Your objective: Pictures within the data are to be left out; everything else must be reproduced exactly.

Dataset extract:
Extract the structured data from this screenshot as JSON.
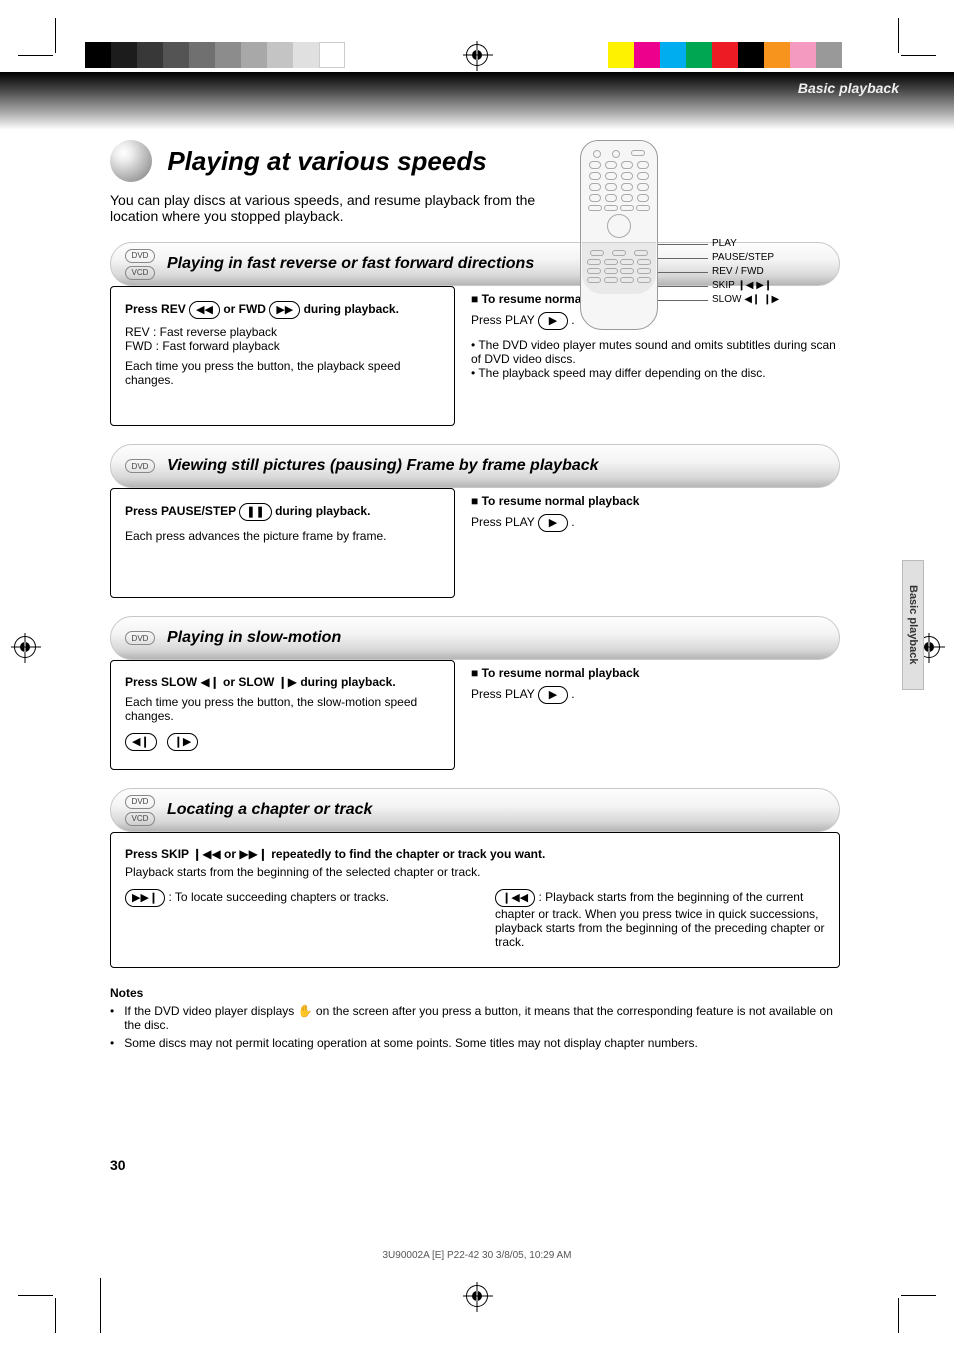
{
  "print_marks": {
    "gray_strip_shades": [
      "#000000",
      "#1c1c1c",
      "#383838",
      "#545454",
      "#707070",
      "#8c8c8c",
      "#a8a8a8",
      "#c4c4c4",
      "#e0e0e0",
      "#ffffff"
    ],
    "cmyk_strip_colors": [
      "#fff200",
      "#ec008c",
      "#00aeef",
      "#00a651",
      "#ed1c24",
      "#000000",
      "#f7941d",
      "#f49ac1",
      "#999999"
    ]
  },
  "running_header": "Basic playback",
  "page_number": "30",
  "side_tab": "Basic playback",
  "title": "Playing at various speeds",
  "subtitle": "You can play discs at various speeds, and resume playback from the location where you stopped playback.",
  "remote": {
    "labels": {
      "play": "PLAY",
      "pause": "PAUSE/STEP",
      "rev_fwd": "REV / FWD",
      "skip": "SKIP ",
      "slow": "SLOW "
    },
    "skip_icons": "❙◀  ▶❙",
    "slow_icons": "◀❙  ❙▶"
  },
  "sections": [
    {
      "bar_discs": [
        "DVD",
        "VCD"
      ],
      "title": "Playing in fast reverse or fast forward directions",
      "left": {
        "line1_prefix": "Press REV ",
        "line1_btn1": "◀◀",
        "line1_mid": " or FWD ",
        "line1_btn2": "▶▶",
        "line1_suffix": " during playback.",
        "line2": "REV : Fast reverse playback",
        "line3": "FWD : Fast forward playback",
        "line4": "Each time you press the button, the playback speed changes."
      },
      "right": {
        "heading_icon": "■",
        "heading": "To resume normal playback",
        "line_prefix": "Press PLAY ",
        "line_btn": "▶",
        "line_suffix": ".",
        "note": "• The DVD video player mutes sound and omits subtitles during scan of DVD video discs.\n• The playback speed may differ depending on the disc."
      }
    },
    {
      "bar_discs": [
        "DVD"
      ],
      "title": "Viewing still pictures (pausing)  Frame by frame playback",
      "left": {
        "line1_prefix": "Press PAUSE/STEP ",
        "line1_btn": "❚❚",
        "line1_suffix": " during playback.",
        "line2": "Each press advances the picture frame by frame."
      },
      "right": {
        "heading_icon": "■",
        "heading": "To resume normal playback",
        "line_prefix": "Press PLAY ",
        "line_btn": "▶",
        "line_suffix": "."
      }
    },
    {
      "bar_discs": [
        "DVD"
      ],
      "title": "Playing in slow-motion",
      "left": {
        "line1_prefix": "Press SLOW ",
        "line1_icon1": "◀❙",
        "line1_mid": " or SLOW ",
        "line1_icon2": "❙▶",
        "line1_suffix": " during playback.",
        "line2": "Each time you press the button, the slow-motion speed changes.",
        "btn1": "◀❙",
        "btn2": "❙▶"
      },
      "right": {
        "heading_icon": "■",
        "heading": "To resume normal playback",
        "line_prefix": "Press PLAY ",
        "line_btn": "▶",
        "line_suffix": "."
      }
    },
    {
      "bar_discs": [
        "DVD",
        "VCD"
      ],
      "title": "Locating a chapter or track",
      "left": {
        "line1_prefix": "Press SKIP ",
        "line1_icon1": "❙◀◀",
        "line1_mid": " or ",
        "line1_icon2": "▶▶❙",
        "line1_suffix": " repeatedly to find the chapter or track you want.",
        "line2": "Playback starts from the beginning of the selected chapter or track.",
        "fwd_btn": "▶▶❙",
        "fwd_text": " : To locate succeeding chapters or tracks.",
        "rev_btn": "❙◀◀",
        "rev_text": " : Playback starts from the beginning of the current chapter or track. When you press twice in quick successions, playback starts from the beginning of the preceding chapter or track."
      }
    }
  ],
  "notes": {
    "heading": "Notes",
    "items": [
      "If the DVD video player displays       on the screen after you press a button, it means that the corresponding feature is not available on the disc.",
      "Some discs may not permit locating operation at some points. Some titles may not display chapter numbers."
    ],
    "hand_glyph": "✋"
  },
  "footer": "3U90002A [E] P22-42         30                                   3/8/05, 10:29 AM"
}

Response below:
Extract the structured data from this screenshot as JSON.
{
  "print_marks": {
    "gray_strip_shades": [
      "#000000",
      "#1c1c1c",
      "#383838",
      "#545454",
      "#707070",
      "#8c8c8c",
      "#a8a8a8",
      "#c4c4c4",
      "#e0e0e0",
      "#ffffff"
    ],
    "cmyk_strip_colors": [
      "#fff200",
      "#ec008c",
      "#00aeef",
      "#00a651",
      "#ed1c24",
      "#000000",
      "#f7941d",
      "#f49ac1",
      "#999999"
    ]
  },
  "running_header": "Basic playback",
  "page_number": "30",
  "side_tab": "Basic playback",
  "title": "Playing at various speeds",
  "subtitle": "You can play discs at various speeds, and resume playback from the location where you stopped playback.",
  "remote": {
    "labels": {
      "play": "PLAY",
      "pause": "PAUSE/STEP",
      "rev_fwd": "REV / FWD",
      "skip": "SKIP ",
      "slow": "SLOW "
    },
    "skip_icons": "❙◀  ▶❙",
    "slow_icons": "◀❙  ❙▶"
  },
  "sections": [
    {
      "bar_discs": [
        "DVD",
        "VCD"
      ],
      "title": "Playing in fast reverse or fast forward directions",
      "left": {
        "line1_prefix": "Press REV ",
        "line1_btn1": "◀◀",
        "line1_mid": " or FWD ",
        "line1_btn2": "▶▶",
        "line1_suffix": " during playback.",
        "line2": "REV : Fast reverse playback",
        "line3": "FWD : Fast forward playback",
        "line4": "Each time you press the button, the playback speed changes."
      },
      "right": {
        "heading_icon": "■",
        "heading": "To resume normal playback",
        "line_prefix": "Press PLAY ",
        "line_btn": "▶",
        "line_suffix": ".",
        "note": "• The DVD video player mutes sound and omits subtitles during scan of DVD video discs.\n• The playback speed may differ depending on the disc."
      }
    },
    {
      "bar_discs": [
        "DVD"
      ],
      "title": "Viewing still pictures (pausing)  Frame by frame playback",
      "left": {
        "line1_prefix": "Press PAUSE/STEP ",
        "line1_btn": "❚❚",
        "line1_suffix": " during playback.",
        "line2": "Each press advances the picture frame by frame."
      },
      "right": {
        "heading_icon": "■",
        "heading": "To resume normal playback",
        "line_prefix": "Press PLAY ",
        "line_btn": "▶",
        "line_suffix": "."
      }
    },
    {
      "bar_discs": [
        "DVD"
      ],
      "title": "Playing in slow-motion",
      "left": {
        "line1_prefix": "Press SLOW ",
        "line1_icon1": "◀❙",
        "line1_mid": " or SLOW ",
        "line1_icon2": "❙▶",
        "line1_suffix": " during playback.",
        "line2": "Each time you press the button, the slow-motion speed changes.",
        "btn1": "◀❙",
        "btn2": "❙▶"
      },
      "right": {
        "heading_icon": "■",
        "heading": "To resume normal playback",
        "line_prefix": "Press PLAY ",
        "line_btn": "▶",
        "line_suffix": "."
      }
    },
    {
      "bar_discs": [
        "DVD",
        "VCD"
      ],
      "title": "Locating a chapter or track",
      "left": {
        "line1_prefix": "Press SKIP ",
        "line1_icon1": "❙◀◀",
        "line1_mid": " or ",
        "line1_icon2": "▶▶❙",
        "line1_suffix": " repeatedly to find the chapter or track you want.",
        "line2": "Playback starts from the beginning of the selected chapter or track.",
        "fwd_btn": "▶▶❙",
        "fwd_text": " : To locate succeeding chapters or tracks.",
        "rev_btn": "❙◀◀",
        "rev_text": " : Playback starts from the beginning of the current chapter or track. When you press twice in quick successions, playback starts from the beginning of the preceding chapter or track."
      }
    }
  ],
  "notes": {
    "heading": "Notes",
    "items": [
      "If the DVD video player displays       on the screen after you press a button, it means that the corresponding feature is not available on the disc.",
      "Some discs may not permit locating operation at some points. Some titles may not display chapter numbers."
    ],
    "hand_glyph": "✋"
  },
  "footer": "3U90002A [E] P22-42         30                                   3/8/05, 10:29 AM"
}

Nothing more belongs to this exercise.